| Requirement |
How many lines in this material include the string "Zatrudnienia"? Answer with the number and nothing further.
>>>
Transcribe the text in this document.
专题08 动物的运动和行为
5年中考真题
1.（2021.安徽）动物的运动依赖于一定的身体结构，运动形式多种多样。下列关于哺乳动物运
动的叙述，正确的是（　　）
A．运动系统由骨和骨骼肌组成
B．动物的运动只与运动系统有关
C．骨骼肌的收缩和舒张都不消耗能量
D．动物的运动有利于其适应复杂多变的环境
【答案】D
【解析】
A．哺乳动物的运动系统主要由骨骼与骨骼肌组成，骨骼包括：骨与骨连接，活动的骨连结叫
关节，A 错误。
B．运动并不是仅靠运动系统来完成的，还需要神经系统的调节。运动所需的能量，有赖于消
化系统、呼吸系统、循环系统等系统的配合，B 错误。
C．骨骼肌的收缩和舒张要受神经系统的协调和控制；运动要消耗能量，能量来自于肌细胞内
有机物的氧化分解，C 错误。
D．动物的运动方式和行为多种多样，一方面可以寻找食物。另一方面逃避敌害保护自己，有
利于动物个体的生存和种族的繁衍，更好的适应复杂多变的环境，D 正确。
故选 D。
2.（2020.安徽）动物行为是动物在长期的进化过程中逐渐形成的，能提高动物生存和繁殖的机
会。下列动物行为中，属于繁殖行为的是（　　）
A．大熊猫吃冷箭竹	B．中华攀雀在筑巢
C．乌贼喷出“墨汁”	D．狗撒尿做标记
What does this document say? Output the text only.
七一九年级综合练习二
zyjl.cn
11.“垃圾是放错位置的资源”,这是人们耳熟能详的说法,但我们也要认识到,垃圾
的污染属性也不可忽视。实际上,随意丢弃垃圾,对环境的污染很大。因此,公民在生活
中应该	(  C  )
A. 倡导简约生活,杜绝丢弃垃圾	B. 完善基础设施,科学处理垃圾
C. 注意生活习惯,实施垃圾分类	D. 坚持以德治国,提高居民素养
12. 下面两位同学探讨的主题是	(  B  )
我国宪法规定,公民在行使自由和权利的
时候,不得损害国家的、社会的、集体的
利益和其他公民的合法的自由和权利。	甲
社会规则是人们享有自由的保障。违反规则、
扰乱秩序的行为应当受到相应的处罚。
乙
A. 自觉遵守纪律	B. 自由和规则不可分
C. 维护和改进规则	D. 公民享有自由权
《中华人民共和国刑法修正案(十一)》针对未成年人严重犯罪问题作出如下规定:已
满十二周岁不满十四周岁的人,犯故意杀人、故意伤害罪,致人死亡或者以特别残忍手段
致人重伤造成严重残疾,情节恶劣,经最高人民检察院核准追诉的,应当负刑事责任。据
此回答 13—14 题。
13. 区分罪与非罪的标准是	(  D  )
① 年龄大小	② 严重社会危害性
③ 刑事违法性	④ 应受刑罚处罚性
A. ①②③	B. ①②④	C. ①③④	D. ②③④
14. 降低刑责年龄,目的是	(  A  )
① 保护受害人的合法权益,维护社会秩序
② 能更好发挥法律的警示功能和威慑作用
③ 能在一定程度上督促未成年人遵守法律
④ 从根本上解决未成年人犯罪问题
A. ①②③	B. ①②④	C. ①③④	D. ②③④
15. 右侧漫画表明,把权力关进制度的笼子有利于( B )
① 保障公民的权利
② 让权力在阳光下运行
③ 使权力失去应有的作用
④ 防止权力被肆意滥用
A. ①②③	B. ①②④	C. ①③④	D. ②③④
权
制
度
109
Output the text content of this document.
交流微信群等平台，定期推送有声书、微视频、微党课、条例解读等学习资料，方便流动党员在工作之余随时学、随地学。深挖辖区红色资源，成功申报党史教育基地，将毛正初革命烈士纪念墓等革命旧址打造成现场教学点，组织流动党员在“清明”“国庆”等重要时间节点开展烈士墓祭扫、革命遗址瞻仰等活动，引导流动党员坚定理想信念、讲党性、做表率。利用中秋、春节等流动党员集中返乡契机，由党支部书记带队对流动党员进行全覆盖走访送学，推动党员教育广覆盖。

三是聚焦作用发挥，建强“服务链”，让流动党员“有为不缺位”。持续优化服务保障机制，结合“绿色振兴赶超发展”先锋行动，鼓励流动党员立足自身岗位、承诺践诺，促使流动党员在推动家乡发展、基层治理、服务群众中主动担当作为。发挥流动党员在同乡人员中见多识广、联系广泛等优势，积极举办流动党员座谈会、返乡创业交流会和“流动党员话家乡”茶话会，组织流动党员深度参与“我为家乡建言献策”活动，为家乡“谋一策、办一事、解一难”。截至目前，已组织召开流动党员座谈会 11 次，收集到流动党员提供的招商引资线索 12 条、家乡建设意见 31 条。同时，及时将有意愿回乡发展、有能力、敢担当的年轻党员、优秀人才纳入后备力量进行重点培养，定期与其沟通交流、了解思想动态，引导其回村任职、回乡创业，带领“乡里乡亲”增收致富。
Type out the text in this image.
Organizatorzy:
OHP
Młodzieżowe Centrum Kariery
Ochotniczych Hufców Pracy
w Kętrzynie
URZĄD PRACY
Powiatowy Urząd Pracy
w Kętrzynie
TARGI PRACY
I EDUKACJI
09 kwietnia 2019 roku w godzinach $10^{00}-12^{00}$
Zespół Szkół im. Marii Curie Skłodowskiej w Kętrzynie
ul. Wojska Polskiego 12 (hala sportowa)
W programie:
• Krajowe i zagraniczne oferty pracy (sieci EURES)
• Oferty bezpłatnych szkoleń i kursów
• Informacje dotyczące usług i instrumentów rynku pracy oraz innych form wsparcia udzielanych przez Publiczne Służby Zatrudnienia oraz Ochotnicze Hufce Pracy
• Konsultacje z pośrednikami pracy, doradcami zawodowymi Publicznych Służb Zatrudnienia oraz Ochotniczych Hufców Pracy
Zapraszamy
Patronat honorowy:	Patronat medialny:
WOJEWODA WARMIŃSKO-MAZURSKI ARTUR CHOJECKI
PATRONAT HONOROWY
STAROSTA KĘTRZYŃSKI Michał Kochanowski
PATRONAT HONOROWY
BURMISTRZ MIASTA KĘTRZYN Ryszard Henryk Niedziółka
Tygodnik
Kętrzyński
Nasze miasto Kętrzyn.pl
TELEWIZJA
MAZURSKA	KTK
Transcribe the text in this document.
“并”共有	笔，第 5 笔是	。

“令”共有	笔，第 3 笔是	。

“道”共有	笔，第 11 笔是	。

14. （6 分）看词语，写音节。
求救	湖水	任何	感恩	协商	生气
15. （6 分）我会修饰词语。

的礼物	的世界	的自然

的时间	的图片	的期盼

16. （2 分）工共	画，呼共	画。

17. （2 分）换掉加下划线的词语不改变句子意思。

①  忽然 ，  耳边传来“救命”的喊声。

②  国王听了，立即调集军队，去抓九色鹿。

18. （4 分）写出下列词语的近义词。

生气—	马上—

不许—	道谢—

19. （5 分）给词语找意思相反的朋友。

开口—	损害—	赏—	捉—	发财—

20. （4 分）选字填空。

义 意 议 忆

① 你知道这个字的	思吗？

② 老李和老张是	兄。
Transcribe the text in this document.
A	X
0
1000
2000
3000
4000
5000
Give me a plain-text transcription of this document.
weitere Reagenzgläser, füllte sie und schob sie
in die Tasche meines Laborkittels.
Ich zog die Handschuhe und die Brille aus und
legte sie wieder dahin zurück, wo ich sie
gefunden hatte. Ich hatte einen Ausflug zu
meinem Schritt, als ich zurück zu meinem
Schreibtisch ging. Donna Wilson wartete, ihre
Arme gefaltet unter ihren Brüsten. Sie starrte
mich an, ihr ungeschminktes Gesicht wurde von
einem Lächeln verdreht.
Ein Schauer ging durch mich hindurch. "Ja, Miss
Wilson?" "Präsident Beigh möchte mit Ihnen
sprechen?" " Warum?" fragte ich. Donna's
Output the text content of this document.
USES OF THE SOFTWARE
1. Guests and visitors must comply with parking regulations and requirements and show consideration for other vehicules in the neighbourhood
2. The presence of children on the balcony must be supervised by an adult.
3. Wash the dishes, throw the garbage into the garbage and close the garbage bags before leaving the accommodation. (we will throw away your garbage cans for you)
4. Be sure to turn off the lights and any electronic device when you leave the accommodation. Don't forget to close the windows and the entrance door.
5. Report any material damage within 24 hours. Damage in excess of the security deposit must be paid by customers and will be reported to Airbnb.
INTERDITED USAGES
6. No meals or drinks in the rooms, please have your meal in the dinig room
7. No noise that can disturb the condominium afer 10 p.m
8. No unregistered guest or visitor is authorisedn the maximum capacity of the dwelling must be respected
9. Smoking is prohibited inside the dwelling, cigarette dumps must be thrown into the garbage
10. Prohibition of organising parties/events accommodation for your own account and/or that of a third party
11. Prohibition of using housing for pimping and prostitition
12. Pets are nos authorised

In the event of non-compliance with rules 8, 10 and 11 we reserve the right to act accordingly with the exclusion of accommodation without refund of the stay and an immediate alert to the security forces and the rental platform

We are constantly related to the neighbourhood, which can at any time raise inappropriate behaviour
<<<
| Result below |
2